ROWS
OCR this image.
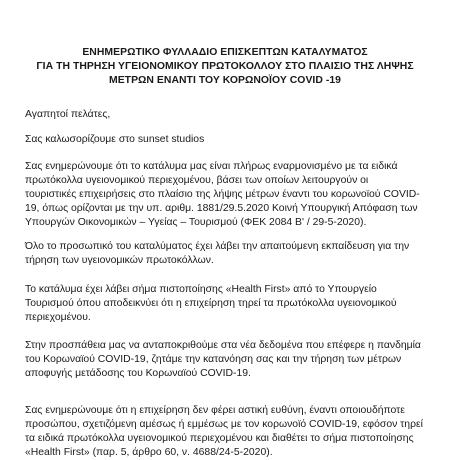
ΕΝΗΜΕΡΩΤΙΚΟ ΦΥΛΛΑΔΙΟ ΕΠΙΣΚΕΠΤΩΝ ΚΑΤΑΛΥΜΑΤΟΣ
ΓΙΑ ΤΗ ΤΗΡΗΣΗ ΥΓΕΙΟΝΟΜΙΚΟΥ ΠΡΩΤΟΚΟΛΛΟΥ ΣΤΟ ΠΛΑΙΣΙΟ ΤΗΣ ΛΗΨΗΣ
ΜΕΤΡΩΝ ΕΝΑΝΤΙ ΤΟΥ ΚΟΡΩΝΟΪΟΥ COVID -19
Αγαπητοί πελάτες,
Σας καλωσορίζουμε στο sunset studios
Σας ενημερώνουμε ότι το κατάλυμα μας είναι πλήρως εναρμονισμένο με τα ειδικά
πρωτόκολλα υγειονομικού περιεχομένου, βάσει των οποίων λειτουργούν οι
τουριστικές επιχειρήσεις στο πλαίσιο της λήψης μέτρων έναντι του κορωνοϊού COVID-
19, όπως ορίζονται με την υπ. αριθμ. 1881/29.5.2020 Κοινή Υπουργική Απόφαση των
Υπουργών Οικονομικών – Υγείας – Τουρισμού (ΦΕΚ 2084 Β' / 29-5-2020).
Όλο το προσωπικό του καταλύματος έχει λάβει την απαιτούμενη εκπαίδευση για την
τήρηση των υγειονομικών πρωτοκόλλων.
Το κατάλυμα έχει λάβει σήμα πιστοποίησης «Health First» από το Υπουργείο
Τουρισμού όπου αποδεικνύει ότι η επιχείρηση τηρεί τα πρωτόκολλα υγειονομικού
περιεχομένου.
Στην προσπάθεια μας να ανταποκριθούμε στα νέα δεδομένα που επέφερε η πανδημία
του Κορωναϊού COVID-19, ζητάμε την κατανόηση σας και την τήρηση των μέτρων
αποφυγής μετάδοσης του Κορωναϊού COVID-19.
Σας ενημερώνουμε ότι η επιχείρηση δεν φέρει αστική ευθύνη, έναντι οποιουδήποτε
προσώπου, σχετιζόμενη αμέσως ή εμμέσως με τον κορωνοϊό COVID-19, εφόσον τηρεί
τα ειδικά πρωτόκολλα υγειονομικού περιεχομένου και διαθέτει το σήμα πιστοποίησης
«Health First» (παρ. 5, άρθρο 60, ν. 4688/24-5-2020).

OBJECTIVE
Using the entries above, return each line that includes the word "τήρηση".

WRITTEN ANSWER
τήρηση των υγειονομικών πρωτοκόλλων.
του Κορωναϊού COVID-19, ζητάμε την κατανόηση σας και την τήρηση των μέτρων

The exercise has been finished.